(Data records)
§ §

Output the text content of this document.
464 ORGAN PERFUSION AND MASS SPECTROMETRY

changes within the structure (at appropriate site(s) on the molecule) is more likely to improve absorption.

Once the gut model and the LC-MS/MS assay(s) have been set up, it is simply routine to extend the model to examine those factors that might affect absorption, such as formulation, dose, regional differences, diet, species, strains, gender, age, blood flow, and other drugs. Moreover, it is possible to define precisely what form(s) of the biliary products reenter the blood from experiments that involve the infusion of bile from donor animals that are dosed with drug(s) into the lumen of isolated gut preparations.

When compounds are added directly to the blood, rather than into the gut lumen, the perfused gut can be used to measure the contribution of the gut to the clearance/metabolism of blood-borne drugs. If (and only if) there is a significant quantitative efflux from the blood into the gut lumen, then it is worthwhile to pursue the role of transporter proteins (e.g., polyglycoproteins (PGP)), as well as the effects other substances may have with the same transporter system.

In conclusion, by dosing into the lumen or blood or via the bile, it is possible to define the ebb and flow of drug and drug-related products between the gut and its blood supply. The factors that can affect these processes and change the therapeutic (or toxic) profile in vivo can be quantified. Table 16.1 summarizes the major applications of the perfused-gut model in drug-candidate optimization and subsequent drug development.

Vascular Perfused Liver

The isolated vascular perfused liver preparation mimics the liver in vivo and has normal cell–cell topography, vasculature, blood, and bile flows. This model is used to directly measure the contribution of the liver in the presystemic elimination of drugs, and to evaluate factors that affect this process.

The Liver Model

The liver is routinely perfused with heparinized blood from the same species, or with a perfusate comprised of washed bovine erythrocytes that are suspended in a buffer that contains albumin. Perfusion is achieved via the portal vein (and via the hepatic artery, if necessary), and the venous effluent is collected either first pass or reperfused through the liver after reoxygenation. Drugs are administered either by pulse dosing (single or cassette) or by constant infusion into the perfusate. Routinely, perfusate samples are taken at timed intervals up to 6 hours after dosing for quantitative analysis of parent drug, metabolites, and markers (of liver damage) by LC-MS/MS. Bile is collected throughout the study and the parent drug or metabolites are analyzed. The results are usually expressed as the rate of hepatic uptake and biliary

§ §

Work item - In the records above, how many lines hold the string "directly"? Only the number should be given.

Answer to this problem - 2